> _PROBLEM TO WORK ON_
From first line to last, retype the data exactly.

> _DATA SUPPLIED_
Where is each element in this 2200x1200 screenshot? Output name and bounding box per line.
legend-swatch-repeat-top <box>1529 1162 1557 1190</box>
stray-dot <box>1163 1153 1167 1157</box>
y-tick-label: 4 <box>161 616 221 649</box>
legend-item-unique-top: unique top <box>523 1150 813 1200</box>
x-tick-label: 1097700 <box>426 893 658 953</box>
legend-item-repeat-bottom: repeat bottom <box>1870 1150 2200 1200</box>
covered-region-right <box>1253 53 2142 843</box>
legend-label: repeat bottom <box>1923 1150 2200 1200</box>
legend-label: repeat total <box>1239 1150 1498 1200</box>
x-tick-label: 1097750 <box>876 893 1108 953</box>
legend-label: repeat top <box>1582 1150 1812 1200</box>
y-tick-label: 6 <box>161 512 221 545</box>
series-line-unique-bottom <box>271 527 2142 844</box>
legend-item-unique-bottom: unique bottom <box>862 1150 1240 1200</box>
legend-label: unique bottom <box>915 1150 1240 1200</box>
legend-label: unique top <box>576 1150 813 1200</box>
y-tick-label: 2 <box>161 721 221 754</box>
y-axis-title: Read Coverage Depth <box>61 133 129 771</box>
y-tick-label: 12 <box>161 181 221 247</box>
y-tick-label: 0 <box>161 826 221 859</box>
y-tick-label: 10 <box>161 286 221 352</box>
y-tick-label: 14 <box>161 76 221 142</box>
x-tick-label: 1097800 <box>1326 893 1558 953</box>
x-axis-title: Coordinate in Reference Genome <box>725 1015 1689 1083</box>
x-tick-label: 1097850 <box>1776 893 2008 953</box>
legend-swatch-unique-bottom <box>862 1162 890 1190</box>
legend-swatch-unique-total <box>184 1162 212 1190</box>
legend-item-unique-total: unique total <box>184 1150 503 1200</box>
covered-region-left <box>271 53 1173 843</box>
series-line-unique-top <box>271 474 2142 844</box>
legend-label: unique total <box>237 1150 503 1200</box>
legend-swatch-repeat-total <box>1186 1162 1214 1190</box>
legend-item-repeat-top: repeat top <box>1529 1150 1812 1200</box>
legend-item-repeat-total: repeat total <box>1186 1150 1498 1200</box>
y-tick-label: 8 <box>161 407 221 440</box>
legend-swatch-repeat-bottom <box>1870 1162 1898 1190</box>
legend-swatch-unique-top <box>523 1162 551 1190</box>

> _RESULT_
Where is each element in this 2200x1200 screenshot? Output name and bounding box per line.
legend-swatch-repeat-top <box>1529 1162 1557 1190</box>
stray-dot <box>1163 1153 1167 1157</box>
y-tick-label: 4 <box>161 616 221 649</box>
legend-item-unique-top: unique top <box>523 1150 813 1200</box>
x-tick-label: 1097700 <box>426 893 658 953</box>
legend-item-repeat-bottom: repeat bottom <box>1870 1150 2200 1200</box>
covered-region-right <box>1253 53 2142 843</box>
legend-label: repeat bottom <box>1923 1150 2200 1200</box>
legend-label: repeat total <box>1239 1150 1498 1200</box>
x-tick-label: 1097750 <box>876 893 1108 953</box>
legend-label: repeat top <box>1582 1150 1812 1200</box>
y-tick-label: 6 <box>161 512 221 545</box>
series-line-unique-bottom <box>271 527 2142 844</box>
legend-item-unique-bottom: unique bottom <box>862 1150 1240 1200</box>
legend-label: unique bottom <box>915 1150 1240 1200</box>
legend-label: unique top <box>576 1150 813 1200</box>
y-tick-label: 2 <box>161 721 221 754</box>
y-axis-title: Read Coverage Depth <box>61 133 129 771</box>
y-tick-label: 12 <box>161 181 221 247</box>
y-tick-label: 0 <box>161 826 221 859</box>
y-tick-label: 10 <box>161 286 221 352</box>
y-tick-label: 14 <box>161 76 221 142</box>
x-tick-label: 1097800 <box>1326 893 1558 953</box>
x-axis-title: Coordinate in Reference Genome <box>725 1015 1689 1083</box>
x-tick-label: 1097850 <box>1776 893 2008 953</box>
legend-swatch-unique-bottom <box>862 1162 890 1190</box>
legend-swatch-unique-total <box>184 1162 212 1190</box>
legend-item-unique-total: unique total <box>184 1150 503 1200</box>
covered-region-left <box>271 53 1173 843</box>
series-line-unique-top <box>271 474 2142 844</box>
legend-label: unique total <box>237 1150 503 1200</box>
legend-swatch-repeat-total <box>1186 1162 1214 1190</box>
legend-item-repeat-top: repeat top <box>1529 1150 1812 1200</box>
legend-item-repeat-total: repeat total <box>1186 1150 1498 1200</box>
y-tick-label: 8 <box>161 407 221 440</box>
legend-swatch-repeat-bottom <box>1870 1162 1898 1190</box>
legend-swatch-unique-top <box>523 1162 551 1190</box>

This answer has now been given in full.